Dans le journal, une mention de cette nouvelle série télévisée portée par un éphèbe contemporain tendance préraphaélite : « En termes d’audience, cela représente 29,0% de l’ensemble du public âgé de quatre ans et plus et 38,9% des femmes responsables des achats âgées de moins de 50 ans. »
38,9%. On va pas chipoter sur une deuxième décimale. Non. On aurait pu arrondir à 39, mais ce petit dixième de pour-cent pose se pose un peu là quand même. Cette virgule qui barre la route à l’unité supérieure indique bien qu’une équipe de chercheurs férue de rigueur mathématique a déterminé très précisément qui a regardé quoi et comment.
Ce pourcentage en béton nous procure un agréable frisson scientifique. Précis. Solide comme les trois côtés d’un triangle équilatéral. On flotte, béat, les neurones détendus et l’estomac au bord de la sieste quand tout à coup, un choc électrique interrompt le flot de mélatonine charriée par notre glande pinéale. On se réveille en sursaut. On relit. Les femmes. Responsables des achats. De moins de 50 ans. On résume :
Les femmes on connait.Les responsables des achats, normalement on les trouve dans des entreprises qui ont besoins de ressorts pour fabriquer des matelas.Il existe également un nombre toujours en expansion d’êtres humains qui comptent entre zéro et 50 années.
Pris séparément, chaque élément de cet énoncé nous parait évident. Mais quand on assemble le tout, notre esprit part en couille. On se calme. On se concentre. On déplie les chakras. « Les femmes responsables des achats de moins de 50 balais… » On se le répète comme un mantra. On assemble les termes. On visualise. Une femme. Un billet de banque. Un magasin. Quarante ans. Est-ce que je connais quelqu’un lui ressemble ? Julie peut-être, mais comment savoir si elle gère les achats ? Et d’abord, quels achats ? La mercerie ? Les pneus ? Le nouvel écran plat ? La caisse de 12 bouteilles de Saint Amour en promotion ?
Pour Amélie, boulangère, farouchement célibataire et pas intéressée par mettre sur orbite une nouvelle génération on dira que oui, pourquoi pas. À 45 ans, elle gère sa petite entreprise, son petit ménage plus deux coquins qui partagent ses nuits rares et sont sommés de disparaître au petit matin.

→ **CONSIGNE 1**
Recopiez tout le passage du texte sur les chiffres d'audience, de « Dans le journal, une » jusqu'à « quoi et comment. ».
→ **CONSIGNE 2**
Prolongez le texte sur les chiffres d'audience à partir de sa dernière phrase.

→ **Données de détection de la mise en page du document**
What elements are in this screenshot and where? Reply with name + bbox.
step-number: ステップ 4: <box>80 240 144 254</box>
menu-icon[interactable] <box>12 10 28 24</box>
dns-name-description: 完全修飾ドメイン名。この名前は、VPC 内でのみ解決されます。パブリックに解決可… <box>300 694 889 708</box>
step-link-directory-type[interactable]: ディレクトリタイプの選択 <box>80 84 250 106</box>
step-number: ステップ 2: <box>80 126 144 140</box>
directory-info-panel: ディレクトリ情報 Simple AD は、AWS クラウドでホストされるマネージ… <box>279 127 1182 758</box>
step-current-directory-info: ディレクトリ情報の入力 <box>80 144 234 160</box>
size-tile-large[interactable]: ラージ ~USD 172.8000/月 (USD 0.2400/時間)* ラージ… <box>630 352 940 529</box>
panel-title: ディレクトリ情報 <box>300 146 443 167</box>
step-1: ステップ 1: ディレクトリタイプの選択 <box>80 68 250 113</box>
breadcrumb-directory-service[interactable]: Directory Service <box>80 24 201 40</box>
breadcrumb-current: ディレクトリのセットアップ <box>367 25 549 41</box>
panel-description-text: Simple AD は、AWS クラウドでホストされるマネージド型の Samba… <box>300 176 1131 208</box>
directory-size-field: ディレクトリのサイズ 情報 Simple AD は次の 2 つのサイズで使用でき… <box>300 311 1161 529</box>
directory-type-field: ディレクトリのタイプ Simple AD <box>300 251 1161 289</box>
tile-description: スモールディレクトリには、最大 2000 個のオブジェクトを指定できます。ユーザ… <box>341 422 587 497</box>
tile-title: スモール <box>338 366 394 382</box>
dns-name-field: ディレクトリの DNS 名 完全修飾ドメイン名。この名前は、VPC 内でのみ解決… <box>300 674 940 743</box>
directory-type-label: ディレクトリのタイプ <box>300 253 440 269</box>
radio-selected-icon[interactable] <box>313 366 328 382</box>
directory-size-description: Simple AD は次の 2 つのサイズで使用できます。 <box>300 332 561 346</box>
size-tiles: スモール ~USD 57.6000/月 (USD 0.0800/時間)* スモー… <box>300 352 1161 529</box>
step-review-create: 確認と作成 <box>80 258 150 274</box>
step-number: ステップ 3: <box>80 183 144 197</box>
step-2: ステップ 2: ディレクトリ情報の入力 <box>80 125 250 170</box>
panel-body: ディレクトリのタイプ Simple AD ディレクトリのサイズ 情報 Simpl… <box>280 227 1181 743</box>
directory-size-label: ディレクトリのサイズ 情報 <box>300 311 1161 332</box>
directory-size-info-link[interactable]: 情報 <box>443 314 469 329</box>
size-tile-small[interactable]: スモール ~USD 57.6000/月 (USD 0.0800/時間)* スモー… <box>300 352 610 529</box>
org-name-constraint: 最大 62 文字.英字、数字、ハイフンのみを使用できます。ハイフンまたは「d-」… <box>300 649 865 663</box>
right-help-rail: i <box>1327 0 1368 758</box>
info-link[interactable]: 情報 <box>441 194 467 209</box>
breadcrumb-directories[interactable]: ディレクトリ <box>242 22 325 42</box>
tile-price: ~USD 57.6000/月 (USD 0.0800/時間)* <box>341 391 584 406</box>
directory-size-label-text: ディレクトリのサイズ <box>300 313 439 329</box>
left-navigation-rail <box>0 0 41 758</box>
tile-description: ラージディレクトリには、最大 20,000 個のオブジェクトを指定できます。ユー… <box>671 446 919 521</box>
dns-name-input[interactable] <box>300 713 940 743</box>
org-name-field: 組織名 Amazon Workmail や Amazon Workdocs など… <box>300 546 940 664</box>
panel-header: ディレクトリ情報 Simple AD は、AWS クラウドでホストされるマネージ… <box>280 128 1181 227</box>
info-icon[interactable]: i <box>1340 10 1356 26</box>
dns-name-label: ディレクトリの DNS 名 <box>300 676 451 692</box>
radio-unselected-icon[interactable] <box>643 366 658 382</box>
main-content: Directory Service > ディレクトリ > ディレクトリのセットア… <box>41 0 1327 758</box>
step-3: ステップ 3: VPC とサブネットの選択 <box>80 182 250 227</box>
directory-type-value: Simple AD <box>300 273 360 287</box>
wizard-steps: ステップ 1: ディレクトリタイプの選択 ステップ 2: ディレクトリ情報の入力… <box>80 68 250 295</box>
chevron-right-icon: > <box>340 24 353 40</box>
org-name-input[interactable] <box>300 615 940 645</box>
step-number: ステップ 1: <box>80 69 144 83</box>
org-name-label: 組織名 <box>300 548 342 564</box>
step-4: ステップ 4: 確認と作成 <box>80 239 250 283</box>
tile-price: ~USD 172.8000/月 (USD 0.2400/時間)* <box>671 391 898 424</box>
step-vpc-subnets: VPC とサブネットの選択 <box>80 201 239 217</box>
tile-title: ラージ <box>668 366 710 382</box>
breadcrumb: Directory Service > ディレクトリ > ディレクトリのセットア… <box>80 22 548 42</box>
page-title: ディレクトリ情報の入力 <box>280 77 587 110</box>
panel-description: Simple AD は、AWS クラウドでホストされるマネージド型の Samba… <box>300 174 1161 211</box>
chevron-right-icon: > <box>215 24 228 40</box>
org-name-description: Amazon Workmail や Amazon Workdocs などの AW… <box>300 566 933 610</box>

→ **RÉPONSE 1**
Dans le journal, une mention de cette nouvelle série télévisée portée par un éphèbe contemporain tendance préraphaélite : « En termes d’audience, cela représente 29,0% de l’ensemble du public âgé de quatre ans et plus et 38,9% des femmes responsables des achats âgées de moins de 50 ans. »
38,9%. On va pas chipoter sur une deuxième décimale. Non. On aurait pu arrondir à 39, mais ce petit dixième de pour-cent pose se pose un peu là quand même. Cette virgule qui barre la route à l’unité supérieure indique bien qu’une équipe de chercheurs férue de rigueur mathématique a déterminé très précisément qui a regardé quoi et comment.

→ **RÉPONSE 2**
Mais que penser d’Albertine, 39 ans, charcutière et mère de trois enfants ? Le matin, c’est elle qui emmène ses petits à l’école pendant que Gérard ouvre la boutique et accueille les premiers clients. Elle achète les quarts de boeuf en gros, lui, les ingrédients nécessaires au remplissage du garde-manger familial.Amanda, 25 ans n’achète plus rien du tout, elle échange un cours de piano contre un panier garni ou une pompe à vélo.
À force de s’interroger, apparaît une faible lueur, l’écho d’une réminiscence lointaine, du temps où madame en tablier à fleurs servait un grand Scotch à Monsieur rentré fourbu d’une longue journée de dur labeur. Pendant que le mari buvait, l’épouse époussetait l’argenterie et surveillait d’un oeil la cuisson du rôti. À 20 heures précises, elle appelait les enfants. À table ils fallait qu’ils se taisent, papa était fatigué. Ensuite, maman faisait la vaisselle avec Palmolive pour le soin de ses mains. Quand elle avait couché la marmaille, elle passait une nuisette, une paire de bas et des porte-jarretelles, se glissait sous les draps mais papa ronflait déjà. Ok, hier on avait la ménagère, aujourd’hui la responsable des achats. Comme disait Alexandre Vialatte : « Rien n’arrête le progrès, il s’arrête tout seul.»
Au-delà ce méprisant glaçage sémantique, reste la question de savoir comment, de la foule immense des femmes, on a pu extraire avec précision une sous-population aux contours vagues et aux poches remplies d’argent.